• _Task details_: Select and copy out every line in the records containing "Ruize".

Dataset items
— BEGIN —

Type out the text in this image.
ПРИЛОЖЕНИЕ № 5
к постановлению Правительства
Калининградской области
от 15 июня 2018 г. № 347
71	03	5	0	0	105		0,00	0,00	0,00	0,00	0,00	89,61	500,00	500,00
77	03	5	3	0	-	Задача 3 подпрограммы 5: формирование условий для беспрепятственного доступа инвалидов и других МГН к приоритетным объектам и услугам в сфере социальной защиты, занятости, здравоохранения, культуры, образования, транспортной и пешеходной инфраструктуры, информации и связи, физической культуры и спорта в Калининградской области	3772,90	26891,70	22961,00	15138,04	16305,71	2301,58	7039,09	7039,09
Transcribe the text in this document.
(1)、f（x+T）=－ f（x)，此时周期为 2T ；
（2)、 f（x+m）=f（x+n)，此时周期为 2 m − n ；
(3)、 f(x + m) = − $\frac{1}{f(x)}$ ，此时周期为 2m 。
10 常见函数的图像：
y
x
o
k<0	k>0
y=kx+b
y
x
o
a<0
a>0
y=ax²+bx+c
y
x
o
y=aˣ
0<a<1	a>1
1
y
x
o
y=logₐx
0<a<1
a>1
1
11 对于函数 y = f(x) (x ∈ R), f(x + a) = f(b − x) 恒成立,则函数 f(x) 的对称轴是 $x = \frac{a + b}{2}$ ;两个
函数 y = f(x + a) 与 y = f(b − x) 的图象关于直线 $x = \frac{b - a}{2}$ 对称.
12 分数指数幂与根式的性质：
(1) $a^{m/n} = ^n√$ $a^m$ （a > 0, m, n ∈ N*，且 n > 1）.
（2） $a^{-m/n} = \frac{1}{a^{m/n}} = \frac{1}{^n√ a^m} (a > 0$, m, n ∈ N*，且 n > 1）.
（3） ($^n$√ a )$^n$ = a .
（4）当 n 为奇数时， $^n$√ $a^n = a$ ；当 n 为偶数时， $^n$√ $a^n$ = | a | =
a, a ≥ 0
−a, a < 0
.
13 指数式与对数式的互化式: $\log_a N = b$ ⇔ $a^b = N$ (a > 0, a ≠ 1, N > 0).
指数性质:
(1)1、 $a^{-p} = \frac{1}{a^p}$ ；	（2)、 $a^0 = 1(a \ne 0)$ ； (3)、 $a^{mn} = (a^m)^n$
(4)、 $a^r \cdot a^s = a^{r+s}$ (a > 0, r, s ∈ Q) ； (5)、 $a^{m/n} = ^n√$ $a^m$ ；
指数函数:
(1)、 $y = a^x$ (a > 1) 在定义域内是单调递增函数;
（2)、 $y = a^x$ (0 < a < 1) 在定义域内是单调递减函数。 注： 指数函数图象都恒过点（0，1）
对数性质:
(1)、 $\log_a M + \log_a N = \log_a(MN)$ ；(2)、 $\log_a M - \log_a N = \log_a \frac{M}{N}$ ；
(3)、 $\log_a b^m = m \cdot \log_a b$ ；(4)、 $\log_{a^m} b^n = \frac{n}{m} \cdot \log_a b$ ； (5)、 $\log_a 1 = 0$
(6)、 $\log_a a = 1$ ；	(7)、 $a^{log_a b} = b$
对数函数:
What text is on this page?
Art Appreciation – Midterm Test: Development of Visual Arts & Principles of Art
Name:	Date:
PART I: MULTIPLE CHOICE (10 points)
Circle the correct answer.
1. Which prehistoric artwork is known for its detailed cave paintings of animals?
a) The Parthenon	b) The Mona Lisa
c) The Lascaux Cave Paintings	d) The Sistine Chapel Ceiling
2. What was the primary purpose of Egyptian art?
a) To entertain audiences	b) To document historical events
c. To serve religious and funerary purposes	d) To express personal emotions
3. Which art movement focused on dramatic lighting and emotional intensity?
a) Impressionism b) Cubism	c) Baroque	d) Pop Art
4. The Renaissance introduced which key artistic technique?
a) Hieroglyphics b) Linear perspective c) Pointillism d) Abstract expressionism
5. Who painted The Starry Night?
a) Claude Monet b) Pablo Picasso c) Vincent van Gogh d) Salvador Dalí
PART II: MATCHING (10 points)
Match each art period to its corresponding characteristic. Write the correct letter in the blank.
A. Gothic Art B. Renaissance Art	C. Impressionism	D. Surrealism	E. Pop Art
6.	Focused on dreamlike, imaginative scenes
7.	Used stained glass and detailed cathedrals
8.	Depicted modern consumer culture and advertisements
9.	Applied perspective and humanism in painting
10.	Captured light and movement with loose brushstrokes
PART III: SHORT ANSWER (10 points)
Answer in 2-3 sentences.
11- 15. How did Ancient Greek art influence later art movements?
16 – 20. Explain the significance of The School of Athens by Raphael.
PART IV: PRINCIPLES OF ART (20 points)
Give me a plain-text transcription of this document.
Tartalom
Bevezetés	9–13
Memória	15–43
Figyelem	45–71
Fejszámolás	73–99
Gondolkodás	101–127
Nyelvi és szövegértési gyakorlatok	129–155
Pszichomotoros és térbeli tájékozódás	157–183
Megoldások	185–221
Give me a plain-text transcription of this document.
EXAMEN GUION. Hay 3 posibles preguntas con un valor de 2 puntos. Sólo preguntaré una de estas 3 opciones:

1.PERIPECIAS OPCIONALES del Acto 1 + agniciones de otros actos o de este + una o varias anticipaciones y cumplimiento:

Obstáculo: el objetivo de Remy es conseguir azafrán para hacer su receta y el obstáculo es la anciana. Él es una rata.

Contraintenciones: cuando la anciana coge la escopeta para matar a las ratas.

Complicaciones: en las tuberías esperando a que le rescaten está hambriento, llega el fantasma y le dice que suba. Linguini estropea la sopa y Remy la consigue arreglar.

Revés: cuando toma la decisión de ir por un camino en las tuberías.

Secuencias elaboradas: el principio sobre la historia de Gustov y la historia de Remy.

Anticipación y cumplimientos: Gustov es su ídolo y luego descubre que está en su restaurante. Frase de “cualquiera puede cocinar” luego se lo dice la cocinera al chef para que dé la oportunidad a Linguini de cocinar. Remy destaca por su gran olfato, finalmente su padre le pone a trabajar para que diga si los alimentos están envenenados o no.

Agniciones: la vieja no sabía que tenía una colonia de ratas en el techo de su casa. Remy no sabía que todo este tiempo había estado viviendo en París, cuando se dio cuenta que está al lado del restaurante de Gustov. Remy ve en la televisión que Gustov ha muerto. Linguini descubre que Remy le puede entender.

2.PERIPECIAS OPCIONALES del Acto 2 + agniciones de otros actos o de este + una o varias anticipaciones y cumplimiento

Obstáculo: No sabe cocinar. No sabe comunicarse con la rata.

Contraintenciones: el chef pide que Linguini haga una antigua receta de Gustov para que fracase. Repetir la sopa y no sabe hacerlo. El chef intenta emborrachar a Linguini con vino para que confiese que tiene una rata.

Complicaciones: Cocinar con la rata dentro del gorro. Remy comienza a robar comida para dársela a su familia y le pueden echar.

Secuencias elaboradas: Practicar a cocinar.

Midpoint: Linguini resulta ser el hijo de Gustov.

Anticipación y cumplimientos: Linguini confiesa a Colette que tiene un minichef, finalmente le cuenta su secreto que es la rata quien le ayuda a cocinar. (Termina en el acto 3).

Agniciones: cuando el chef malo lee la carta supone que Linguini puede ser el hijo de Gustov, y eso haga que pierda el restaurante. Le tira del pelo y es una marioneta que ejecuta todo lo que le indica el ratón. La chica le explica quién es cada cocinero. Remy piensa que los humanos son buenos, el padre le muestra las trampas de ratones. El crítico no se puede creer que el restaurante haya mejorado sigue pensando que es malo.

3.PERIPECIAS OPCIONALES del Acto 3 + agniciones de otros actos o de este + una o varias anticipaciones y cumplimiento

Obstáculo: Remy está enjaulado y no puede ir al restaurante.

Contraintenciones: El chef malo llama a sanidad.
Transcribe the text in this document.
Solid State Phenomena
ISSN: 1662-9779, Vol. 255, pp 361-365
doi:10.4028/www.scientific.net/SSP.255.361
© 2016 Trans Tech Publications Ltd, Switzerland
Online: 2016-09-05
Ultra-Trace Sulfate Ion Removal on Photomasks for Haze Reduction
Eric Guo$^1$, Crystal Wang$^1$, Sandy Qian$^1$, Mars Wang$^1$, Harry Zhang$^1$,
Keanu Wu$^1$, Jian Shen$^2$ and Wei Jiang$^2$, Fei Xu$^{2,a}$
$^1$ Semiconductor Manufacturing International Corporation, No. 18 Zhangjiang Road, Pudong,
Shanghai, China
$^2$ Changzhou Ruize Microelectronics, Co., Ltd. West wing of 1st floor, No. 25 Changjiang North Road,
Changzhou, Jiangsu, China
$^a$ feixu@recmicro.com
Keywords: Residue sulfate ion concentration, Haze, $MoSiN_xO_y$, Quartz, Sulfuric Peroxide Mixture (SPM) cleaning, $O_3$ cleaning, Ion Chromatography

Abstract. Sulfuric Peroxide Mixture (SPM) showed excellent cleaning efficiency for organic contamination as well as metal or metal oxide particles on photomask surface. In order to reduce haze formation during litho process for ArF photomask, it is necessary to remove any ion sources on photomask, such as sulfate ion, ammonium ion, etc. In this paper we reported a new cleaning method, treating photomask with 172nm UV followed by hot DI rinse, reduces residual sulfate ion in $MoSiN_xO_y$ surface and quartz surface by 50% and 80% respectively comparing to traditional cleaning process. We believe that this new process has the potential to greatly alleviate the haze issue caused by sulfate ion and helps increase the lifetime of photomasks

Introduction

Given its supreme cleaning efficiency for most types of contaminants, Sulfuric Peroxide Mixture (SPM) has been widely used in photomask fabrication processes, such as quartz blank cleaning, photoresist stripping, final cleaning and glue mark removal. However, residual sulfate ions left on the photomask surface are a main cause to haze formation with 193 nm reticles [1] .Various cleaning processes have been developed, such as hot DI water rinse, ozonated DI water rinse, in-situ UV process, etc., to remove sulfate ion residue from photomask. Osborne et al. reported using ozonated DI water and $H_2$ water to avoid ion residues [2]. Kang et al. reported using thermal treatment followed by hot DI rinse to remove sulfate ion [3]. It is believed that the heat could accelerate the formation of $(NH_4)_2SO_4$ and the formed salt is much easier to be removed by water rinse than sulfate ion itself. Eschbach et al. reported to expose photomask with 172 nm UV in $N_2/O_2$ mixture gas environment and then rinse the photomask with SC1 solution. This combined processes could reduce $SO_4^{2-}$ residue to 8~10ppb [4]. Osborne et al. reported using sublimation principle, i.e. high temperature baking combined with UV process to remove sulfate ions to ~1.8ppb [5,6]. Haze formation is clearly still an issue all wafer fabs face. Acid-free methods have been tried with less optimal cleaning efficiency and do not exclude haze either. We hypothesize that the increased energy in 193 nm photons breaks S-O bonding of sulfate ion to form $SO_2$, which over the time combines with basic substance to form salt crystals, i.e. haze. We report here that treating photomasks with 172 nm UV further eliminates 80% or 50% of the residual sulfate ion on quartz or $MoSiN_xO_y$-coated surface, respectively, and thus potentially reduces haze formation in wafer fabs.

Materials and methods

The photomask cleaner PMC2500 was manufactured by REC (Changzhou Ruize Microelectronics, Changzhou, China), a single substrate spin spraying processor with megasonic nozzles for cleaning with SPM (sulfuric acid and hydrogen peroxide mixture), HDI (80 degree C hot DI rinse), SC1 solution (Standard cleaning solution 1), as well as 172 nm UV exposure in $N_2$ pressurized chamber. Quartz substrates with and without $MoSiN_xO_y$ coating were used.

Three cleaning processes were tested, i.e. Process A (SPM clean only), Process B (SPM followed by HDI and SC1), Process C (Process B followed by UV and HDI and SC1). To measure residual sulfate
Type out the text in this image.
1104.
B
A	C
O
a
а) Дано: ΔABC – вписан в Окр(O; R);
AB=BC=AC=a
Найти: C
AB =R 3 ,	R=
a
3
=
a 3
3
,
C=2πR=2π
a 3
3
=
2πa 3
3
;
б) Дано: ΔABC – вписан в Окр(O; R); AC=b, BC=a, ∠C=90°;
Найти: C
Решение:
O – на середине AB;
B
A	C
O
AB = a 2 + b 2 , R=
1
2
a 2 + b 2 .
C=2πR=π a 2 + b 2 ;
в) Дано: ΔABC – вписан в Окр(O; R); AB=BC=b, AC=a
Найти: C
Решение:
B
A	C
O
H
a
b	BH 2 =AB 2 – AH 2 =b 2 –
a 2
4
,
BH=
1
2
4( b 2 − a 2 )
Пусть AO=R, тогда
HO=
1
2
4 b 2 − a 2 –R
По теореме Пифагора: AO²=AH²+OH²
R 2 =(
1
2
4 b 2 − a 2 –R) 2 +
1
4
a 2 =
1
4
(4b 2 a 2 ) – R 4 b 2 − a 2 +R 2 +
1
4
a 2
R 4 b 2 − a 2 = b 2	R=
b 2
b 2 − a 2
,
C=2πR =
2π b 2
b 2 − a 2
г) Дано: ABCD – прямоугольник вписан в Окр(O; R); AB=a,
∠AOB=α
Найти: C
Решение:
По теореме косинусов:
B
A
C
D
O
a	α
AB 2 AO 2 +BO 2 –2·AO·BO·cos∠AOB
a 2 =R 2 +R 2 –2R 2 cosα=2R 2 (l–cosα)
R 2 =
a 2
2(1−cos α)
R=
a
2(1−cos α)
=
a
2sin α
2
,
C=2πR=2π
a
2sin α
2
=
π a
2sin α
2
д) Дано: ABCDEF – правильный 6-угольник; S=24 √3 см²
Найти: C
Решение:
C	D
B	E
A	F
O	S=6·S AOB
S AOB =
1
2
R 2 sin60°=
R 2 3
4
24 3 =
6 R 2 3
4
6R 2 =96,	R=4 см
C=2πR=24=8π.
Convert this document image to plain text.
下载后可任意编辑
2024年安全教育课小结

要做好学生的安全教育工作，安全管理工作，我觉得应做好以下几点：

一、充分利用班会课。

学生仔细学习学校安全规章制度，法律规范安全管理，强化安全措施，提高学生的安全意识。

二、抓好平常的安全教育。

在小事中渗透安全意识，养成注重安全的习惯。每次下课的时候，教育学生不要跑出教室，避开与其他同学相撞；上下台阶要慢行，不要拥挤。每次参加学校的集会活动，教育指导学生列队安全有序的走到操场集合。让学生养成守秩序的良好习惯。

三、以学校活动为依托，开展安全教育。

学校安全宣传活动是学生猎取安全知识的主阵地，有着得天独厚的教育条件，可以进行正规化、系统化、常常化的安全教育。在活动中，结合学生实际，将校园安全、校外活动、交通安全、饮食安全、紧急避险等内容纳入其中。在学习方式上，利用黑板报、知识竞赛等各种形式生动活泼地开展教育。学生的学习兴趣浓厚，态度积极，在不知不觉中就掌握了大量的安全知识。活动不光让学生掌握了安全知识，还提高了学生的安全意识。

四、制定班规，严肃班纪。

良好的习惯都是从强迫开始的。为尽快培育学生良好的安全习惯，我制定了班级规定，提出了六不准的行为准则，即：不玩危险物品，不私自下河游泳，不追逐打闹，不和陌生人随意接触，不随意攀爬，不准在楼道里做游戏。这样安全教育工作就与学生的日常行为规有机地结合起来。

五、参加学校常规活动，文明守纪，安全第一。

— END —

• _Solution_:
$^2$ Changzhou Ruize Microelectronics, Co., Ltd. West wing of 1st floor, No. 25 Changjiang North Road,
The photomask cleaner PMC2500 was manufactured by REC (Changzhou Ruize Microelectronics, Changzhou, China), a single substrate spin spraying processor with megasonic nozzles for cleaning with SPM (sulfuric acid and hydrogen peroxide mixture), HDI (80 degree C hot DI rinse), SC1 solution (Standard cleaning solution 1), as well as 172 nm UV exposure in $N_2$ pressurized chamber. Quartz substrates with and without $MoSiN_xO_y$ coating were used.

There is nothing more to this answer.